§ PROVIDED RECORDS:
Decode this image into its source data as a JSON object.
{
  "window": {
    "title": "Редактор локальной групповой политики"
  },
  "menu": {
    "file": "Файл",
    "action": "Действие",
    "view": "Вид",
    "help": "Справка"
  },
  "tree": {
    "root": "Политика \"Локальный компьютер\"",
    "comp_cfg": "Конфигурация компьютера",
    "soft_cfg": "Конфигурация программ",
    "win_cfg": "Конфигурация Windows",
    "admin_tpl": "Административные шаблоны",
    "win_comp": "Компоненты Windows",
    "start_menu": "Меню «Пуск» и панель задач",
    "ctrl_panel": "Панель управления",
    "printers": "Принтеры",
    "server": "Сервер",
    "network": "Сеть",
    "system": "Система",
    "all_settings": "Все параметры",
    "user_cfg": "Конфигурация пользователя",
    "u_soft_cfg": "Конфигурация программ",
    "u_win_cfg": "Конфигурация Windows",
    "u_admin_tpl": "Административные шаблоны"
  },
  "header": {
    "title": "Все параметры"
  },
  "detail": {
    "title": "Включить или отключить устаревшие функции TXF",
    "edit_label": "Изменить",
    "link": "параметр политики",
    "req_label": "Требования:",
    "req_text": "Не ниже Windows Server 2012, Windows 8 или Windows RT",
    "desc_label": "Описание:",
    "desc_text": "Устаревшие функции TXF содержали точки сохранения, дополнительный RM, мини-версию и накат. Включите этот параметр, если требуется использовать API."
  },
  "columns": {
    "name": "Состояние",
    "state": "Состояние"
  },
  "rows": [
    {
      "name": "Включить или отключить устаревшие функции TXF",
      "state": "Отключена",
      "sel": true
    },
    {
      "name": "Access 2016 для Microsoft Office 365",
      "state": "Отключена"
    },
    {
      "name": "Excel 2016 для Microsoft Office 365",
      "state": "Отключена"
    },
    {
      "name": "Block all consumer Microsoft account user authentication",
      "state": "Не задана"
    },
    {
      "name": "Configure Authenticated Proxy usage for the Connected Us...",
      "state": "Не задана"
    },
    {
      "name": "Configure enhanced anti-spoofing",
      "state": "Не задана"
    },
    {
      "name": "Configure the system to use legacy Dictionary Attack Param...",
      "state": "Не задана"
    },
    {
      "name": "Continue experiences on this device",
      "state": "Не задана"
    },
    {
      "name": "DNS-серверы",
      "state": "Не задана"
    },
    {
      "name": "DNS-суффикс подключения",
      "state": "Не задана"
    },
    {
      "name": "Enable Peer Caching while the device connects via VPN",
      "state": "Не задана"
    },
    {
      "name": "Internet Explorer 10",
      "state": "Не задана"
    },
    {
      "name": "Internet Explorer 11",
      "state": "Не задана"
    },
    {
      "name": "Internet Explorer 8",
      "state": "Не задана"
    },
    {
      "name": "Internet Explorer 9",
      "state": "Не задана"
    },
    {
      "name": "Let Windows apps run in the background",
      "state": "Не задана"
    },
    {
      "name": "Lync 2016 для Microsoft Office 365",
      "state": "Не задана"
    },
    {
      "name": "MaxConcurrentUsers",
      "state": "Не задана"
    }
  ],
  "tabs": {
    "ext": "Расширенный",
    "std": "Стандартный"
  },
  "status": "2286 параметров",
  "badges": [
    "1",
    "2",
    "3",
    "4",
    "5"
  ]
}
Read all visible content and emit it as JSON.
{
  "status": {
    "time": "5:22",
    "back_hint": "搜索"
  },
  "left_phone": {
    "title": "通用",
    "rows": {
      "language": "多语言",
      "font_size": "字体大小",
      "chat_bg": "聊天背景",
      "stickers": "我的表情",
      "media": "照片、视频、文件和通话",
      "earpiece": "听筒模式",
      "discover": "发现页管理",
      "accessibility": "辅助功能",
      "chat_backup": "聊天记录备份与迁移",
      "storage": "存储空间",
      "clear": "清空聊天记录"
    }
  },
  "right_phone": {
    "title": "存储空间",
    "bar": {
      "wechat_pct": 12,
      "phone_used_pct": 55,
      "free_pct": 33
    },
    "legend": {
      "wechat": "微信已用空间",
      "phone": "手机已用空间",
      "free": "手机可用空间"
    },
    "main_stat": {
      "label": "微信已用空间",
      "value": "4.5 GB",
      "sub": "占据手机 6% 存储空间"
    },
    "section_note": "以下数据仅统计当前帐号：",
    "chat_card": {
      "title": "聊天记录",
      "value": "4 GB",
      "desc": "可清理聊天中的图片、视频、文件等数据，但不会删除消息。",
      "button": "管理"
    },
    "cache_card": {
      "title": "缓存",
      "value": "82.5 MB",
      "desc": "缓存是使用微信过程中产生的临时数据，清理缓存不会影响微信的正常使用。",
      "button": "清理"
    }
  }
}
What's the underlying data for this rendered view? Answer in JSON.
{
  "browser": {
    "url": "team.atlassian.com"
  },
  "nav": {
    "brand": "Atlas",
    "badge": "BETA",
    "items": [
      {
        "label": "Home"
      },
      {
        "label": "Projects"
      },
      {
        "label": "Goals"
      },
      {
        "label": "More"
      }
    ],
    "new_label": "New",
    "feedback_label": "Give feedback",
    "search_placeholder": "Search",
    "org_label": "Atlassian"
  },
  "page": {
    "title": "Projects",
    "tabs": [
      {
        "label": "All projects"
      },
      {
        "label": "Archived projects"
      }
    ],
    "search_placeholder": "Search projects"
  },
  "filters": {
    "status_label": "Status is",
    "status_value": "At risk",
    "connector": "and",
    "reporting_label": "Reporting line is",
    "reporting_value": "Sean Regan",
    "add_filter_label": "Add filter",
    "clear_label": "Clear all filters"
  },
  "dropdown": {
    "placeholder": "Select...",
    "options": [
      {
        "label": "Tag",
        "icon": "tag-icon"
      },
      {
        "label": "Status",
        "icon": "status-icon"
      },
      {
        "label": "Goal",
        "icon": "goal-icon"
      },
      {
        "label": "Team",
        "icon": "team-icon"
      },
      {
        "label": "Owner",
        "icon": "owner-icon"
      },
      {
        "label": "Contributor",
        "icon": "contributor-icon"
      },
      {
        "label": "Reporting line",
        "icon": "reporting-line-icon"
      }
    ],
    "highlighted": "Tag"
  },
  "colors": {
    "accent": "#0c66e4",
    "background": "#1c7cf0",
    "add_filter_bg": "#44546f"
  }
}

§ WRITTEN PROBLEM:
Lines containing the word "存储空间" must all be returned from the material above.

§ TASK OUTPUT:
      "storage": "存储空间",
    "title": "存储空间",
      "sub": "占据手机 6% 存储空间"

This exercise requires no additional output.